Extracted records
*****

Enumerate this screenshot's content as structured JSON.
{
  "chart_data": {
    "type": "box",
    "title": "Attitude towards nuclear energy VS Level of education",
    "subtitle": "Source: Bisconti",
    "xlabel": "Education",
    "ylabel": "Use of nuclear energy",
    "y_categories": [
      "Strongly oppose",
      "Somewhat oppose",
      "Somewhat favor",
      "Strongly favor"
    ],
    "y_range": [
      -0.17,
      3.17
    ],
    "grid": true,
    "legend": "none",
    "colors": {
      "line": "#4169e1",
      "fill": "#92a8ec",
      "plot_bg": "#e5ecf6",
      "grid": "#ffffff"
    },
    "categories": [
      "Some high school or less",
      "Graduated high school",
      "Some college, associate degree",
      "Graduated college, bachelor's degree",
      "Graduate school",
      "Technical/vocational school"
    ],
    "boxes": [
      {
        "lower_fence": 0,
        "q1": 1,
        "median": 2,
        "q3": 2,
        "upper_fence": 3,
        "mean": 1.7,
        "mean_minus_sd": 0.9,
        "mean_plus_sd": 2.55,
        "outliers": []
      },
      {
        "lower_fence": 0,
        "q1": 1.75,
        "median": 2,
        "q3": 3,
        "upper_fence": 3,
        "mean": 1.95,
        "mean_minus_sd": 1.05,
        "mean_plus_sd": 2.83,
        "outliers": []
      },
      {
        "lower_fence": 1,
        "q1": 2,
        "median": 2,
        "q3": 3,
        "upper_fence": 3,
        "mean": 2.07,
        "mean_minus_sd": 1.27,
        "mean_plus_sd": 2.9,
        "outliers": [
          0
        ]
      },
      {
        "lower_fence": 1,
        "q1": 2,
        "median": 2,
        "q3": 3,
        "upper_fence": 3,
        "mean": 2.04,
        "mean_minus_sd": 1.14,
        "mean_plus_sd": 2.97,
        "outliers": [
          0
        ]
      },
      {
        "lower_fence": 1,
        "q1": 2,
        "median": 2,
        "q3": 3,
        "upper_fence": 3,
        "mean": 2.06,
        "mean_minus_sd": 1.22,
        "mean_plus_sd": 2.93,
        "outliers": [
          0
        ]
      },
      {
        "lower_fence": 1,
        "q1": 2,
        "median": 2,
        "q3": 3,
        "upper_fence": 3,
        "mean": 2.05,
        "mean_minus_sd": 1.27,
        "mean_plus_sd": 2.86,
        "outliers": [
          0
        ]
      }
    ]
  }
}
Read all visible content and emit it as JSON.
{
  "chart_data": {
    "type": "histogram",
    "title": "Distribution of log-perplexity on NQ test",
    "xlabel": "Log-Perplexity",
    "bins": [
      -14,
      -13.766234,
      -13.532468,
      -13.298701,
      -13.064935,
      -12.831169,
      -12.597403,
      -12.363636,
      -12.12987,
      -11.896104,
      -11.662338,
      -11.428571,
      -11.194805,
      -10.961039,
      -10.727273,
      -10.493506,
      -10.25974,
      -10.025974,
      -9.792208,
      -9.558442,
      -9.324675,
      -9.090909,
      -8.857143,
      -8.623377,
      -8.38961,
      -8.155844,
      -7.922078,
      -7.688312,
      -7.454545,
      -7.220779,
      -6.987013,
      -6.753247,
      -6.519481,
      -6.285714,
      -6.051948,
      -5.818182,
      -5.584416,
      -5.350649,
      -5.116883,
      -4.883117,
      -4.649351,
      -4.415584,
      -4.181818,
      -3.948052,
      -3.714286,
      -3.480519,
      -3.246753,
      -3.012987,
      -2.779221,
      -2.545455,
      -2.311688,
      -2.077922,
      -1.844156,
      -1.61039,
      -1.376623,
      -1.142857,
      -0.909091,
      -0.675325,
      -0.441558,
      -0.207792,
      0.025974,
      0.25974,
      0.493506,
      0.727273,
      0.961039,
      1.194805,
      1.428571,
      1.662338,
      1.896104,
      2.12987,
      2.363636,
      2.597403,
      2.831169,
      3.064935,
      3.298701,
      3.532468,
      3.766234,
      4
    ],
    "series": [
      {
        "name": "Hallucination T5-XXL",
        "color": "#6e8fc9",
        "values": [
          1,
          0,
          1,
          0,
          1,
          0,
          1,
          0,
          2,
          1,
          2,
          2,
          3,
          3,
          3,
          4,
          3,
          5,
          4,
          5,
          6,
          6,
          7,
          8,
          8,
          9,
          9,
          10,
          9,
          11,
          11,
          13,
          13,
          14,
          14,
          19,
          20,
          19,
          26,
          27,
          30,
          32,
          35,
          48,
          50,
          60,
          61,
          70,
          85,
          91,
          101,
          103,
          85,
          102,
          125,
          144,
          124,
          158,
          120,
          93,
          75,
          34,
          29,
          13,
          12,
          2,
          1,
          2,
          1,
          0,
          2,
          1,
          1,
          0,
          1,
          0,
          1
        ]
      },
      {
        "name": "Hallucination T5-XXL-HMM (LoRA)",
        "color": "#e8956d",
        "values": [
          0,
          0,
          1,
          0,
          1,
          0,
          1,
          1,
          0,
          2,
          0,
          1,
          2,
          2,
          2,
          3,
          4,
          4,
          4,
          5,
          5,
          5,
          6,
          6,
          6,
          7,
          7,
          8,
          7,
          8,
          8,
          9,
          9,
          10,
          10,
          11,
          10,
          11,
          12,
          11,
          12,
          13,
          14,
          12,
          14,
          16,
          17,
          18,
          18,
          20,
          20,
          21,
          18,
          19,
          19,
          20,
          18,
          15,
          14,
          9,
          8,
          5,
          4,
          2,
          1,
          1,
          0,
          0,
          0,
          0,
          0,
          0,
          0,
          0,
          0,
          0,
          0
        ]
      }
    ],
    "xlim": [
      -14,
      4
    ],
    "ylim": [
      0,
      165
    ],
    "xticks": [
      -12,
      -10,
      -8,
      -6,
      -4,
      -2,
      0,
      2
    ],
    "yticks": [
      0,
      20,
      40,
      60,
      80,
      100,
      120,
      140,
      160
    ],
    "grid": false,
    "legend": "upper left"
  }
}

*****

WORK TO COMPLETE
Each line of the material that holds the string "nuclear" counts once; give the total alone.

EXERCISE ANSWER
2